(Rows from a figure dataset)
Start
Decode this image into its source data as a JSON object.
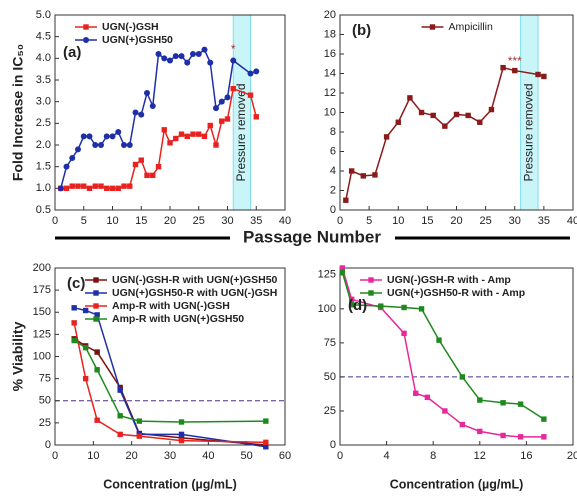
{
  "shared_xlabel": "Passage Number",
  "chart_data": [
    {
      "type": "line",
      "label": "(a)",
      "ylabel": "Fold Increase in IC₅₀",
      "legend": "upper left",
      "xlim": [
        0,
        40
      ],
      "xticks": [
        0,
        5,
        10,
        15,
        20,
        25,
        30,
        35,
        40
      ],
      "ylim": [
        0.5,
        5.0
      ],
      "yticks": [
        0.5,
        {
          "value": 1,
          "label": "1.0"
        },
        1.5,
        {
          "value": 2,
          "label": "2.0"
        },
        2.5,
        {
          "value": 3,
          "label": "3.0"
        },
        3.5,
        {
          "value": 4,
          "label": "4.0"
        },
        4.5,
        {
          "value": 5,
          "label": "5.0"
        }
      ],
      "shade": [
        31,
        34
      ],
      "shade_label": "Pressure removed",
      "annotations": [
        {
          "text": "*",
          "x": 31,
          "y": 4.2
        }
      ],
      "series": [
        {
          "name": "UGN(-)GSH",
          "color": "#e8231f",
          "marker": "square",
          "x": [
            1,
            2,
            3,
            4,
            5,
            6,
            7,
            8,
            9,
            10,
            11,
            12,
            13,
            14,
            15,
            16,
            17,
            18,
            19,
            20,
            21,
            22,
            23,
            24,
            25,
            26,
            27,
            28,
            29,
            30,
            31,
            34,
            35
          ],
          "values": [
            1.0,
            1.0,
            1.05,
            1.05,
            1.05,
            1.0,
            1.05,
            1.05,
            1.0,
            1.0,
            1.0,
            1.05,
            1.05,
            1.55,
            1.65,
            1.3,
            1.3,
            1.5,
            2.35,
            2.05,
            2.15,
            2.25,
            2.2,
            2.25,
            2.25,
            2.2,
            2.45,
            2.0,
            2.55,
            2.6,
            3.3,
            3.15,
            2.65
          ]
        },
        {
          "name": "UGN(+)GSH50",
          "color": "#1f2fa8",
          "marker": "circle",
          "x": [
            1,
            2,
            3,
            4,
            5,
            6,
            7,
            8,
            9,
            10,
            11,
            12,
            13,
            14,
            15,
            16,
            17,
            18,
            19,
            20,
            21,
            22,
            23,
            24,
            25,
            26,
            27,
            28,
            29,
            30,
            31,
            34,
            35
          ],
          "values": [
            1.0,
            1.5,
            1.7,
            1.9,
            2.2,
            2.2,
            2.0,
            2.0,
            2.2,
            2.2,
            2.3,
            2.0,
            2.0,
            2.75,
            2.7,
            3.2,
            2.9,
            4.1,
            4.0,
            3.95,
            4.05,
            4.05,
            3.9,
            4.1,
            4.1,
            4.2,
            3.9,
            2.85,
            3.0,
            3.1,
            3.95,
            3.65,
            3.7
          ]
        }
      ]
    },
    {
      "type": "line",
      "label": "(b)",
      "legend": "upper center",
      "xlim": [
        0,
        40
      ],
      "xticks": [
        0,
        5,
        10,
        15,
        20,
        25,
        30,
        35,
        40
      ],
      "ylim": [
        0,
        20
      ],
      "yticks": [
        0,
        2,
        4,
        6,
        8,
        10,
        12,
        14,
        16,
        18,
        20
      ],
      "shade": [
        31,
        34
      ],
      "shade_label": "Pressure removed",
      "annotations": [
        {
          "text": "***",
          "x": 30,
          "y": 15.2
        }
      ],
      "series": [
        {
          "name": "Ampicillin",
          "color": "#8b1a1a",
          "marker": "square",
          "x": [
            1,
            2,
            4,
            6,
            8,
            10,
            12,
            14,
            16,
            18,
            20,
            22,
            24,
            26,
            28,
            30,
            34,
            35
          ],
          "values": [
            1.0,
            4.0,
            3.5,
            3.6,
            7.5,
            9.0,
            11.5,
            10.0,
            9.7,
            8.6,
            9.8,
            9.7,
            9.0,
            10.3,
            14.6,
            14.3,
            13.9,
            13.7
          ]
        }
      ]
    },
    {
      "type": "line",
      "label": "(c)",
      "ylabel": "% Viability",
      "xlabel": "Concentration (µg/mL)",
      "legend": "upper right",
      "xlim": [
        0,
        60
      ],
      "xticks": [
        0,
        10,
        20,
        30,
        40,
        50,
        60
      ],
      "ylim": [
        0,
        200
      ],
      "yticks": [
        0,
        25,
        50,
        75,
        100,
        125,
        150,
        175,
        200
      ],
      "hline": 50,
      "series": [
        {
          "name": "UGN(-)GSH-R with UGN(+)GSH50",
          "color": "#7a1010",
          "marker": "square",
          "x": [
            5,
            8,
            11,
            17,
            22,
            33,
            55
          ],
          "values": [
            120,
            112,
            105,
            65,
            13,
            8,
            0
          ]
        },
        {
          "name": "UGN(+)GSH50-R with UGN(-)GSH",
          "color": "#1f2fa8",
          "marker": "square",
          "x": [
            5,
            8,
            11,
            17,
            22,
            33,
            55
          ],
          "values": [
            155,
            152,
            147,
            62,
            12,
            12,
            -2
          ]
        },
        {
          "name": "Amp-R with UGN(-)GSH",
          "color": "#e8231f",
          "marker": "square",
          "x": [
            5,
            8,
            11,
            17,
            22,
            33,
            55
          ],
          "values": [
            138,
            75,
            28,
            12,
            10,
            5,
            3
          ]
        },
        {
          "name": "Amp-R with UGN(+)GSH50",
          "color": "#1e8a1e",
          "marker": "square",
          "x": [
            5,
            8,
            11,
            17,
            22,
            33,
            55
          ],
          "values": [
            118,
            110,
            85,
            33,
            27,
            26,
            27
          ]
        }
      ]
    },
    {
      "type": "line",
      "label": "(d)",
      "xlabel": "Concentration (µg/mL)",
      "legend": "upper left",
      "xlim": [
        0,
        20
      ],
      "xticks": [
        0,
        4,
        8,
        12,
        16,
        20
      ],
      "ylim": [
        0,
        130
      ],
      "yticks": [
        0,
        25,
        50,
        75,
        100,
        125
      ],
      "hline": 50,
      "series": [
        {
          "name": "UGN(-)GSH-R with - Amp",
          "color": "#e8279b",
          "marker": "square",
          "x": [
            0.2,
            1,
            3.5,
            5.5,
            6.5,
            7.5,
            9,
            10.5,
            12,
            14,
            15.5,
            17.5
          ],
          "values": [
            130,
            107,
            101,
            82,
            38,
            35,
            25,
            15,
            10,
            7,
            6,
            6
          ]
        },
        {
          "name": "UGN(+)GSH50-R with - Amp",
          "color": "#1e8a1e",
          "marker": "square",
          "x": [
            0.2,
            1,
            3.5,
            5.5,
            7,
            8.5,
            10.5,
            12,
            14,
            15.5,
            17.5
          ],
          "values": [
            127,
            103,
            102,
            101,
            100,
            77,
            50,
            33,
            31,
            30,
            19
          ]
        }
      ]
    }
  ]
}
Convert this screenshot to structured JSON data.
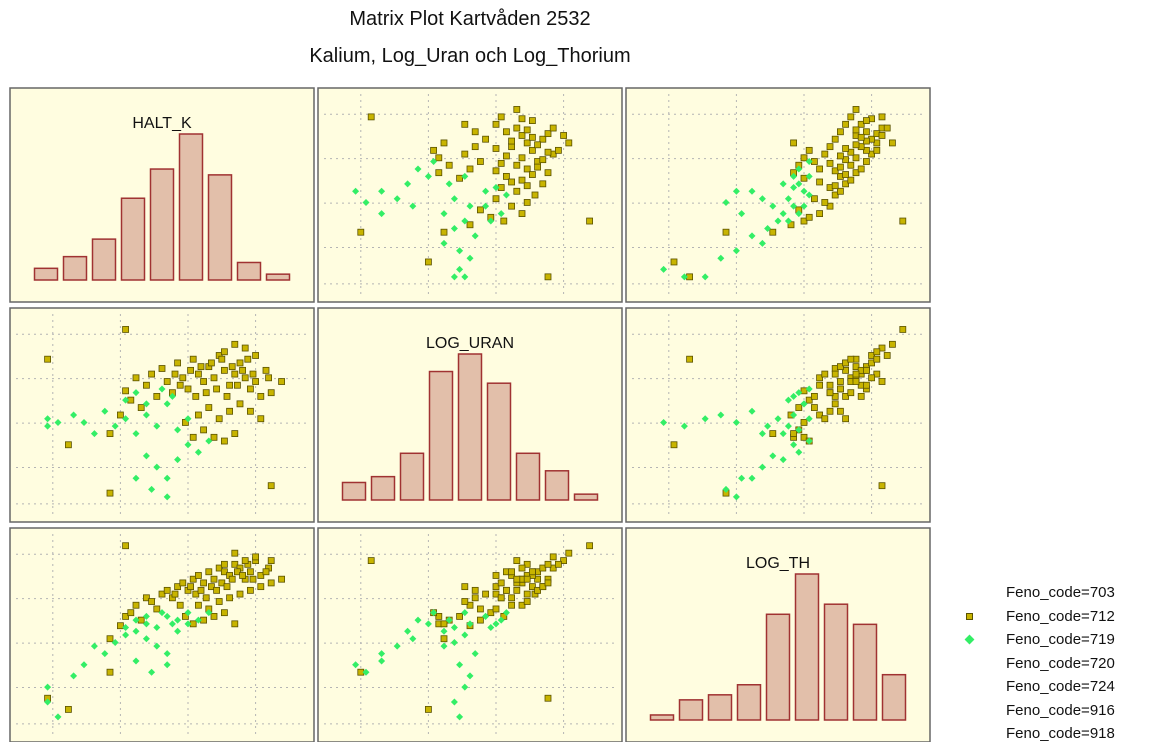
End
• [REQUIRED TASK]: From the records, copy every line that has the string "upper" in it.

• [ANSWER FOR THE TASK]:
      "legend": "upper left",
      "legend": "upper center",
      "legend": "upper right",
      "legend": "upper left",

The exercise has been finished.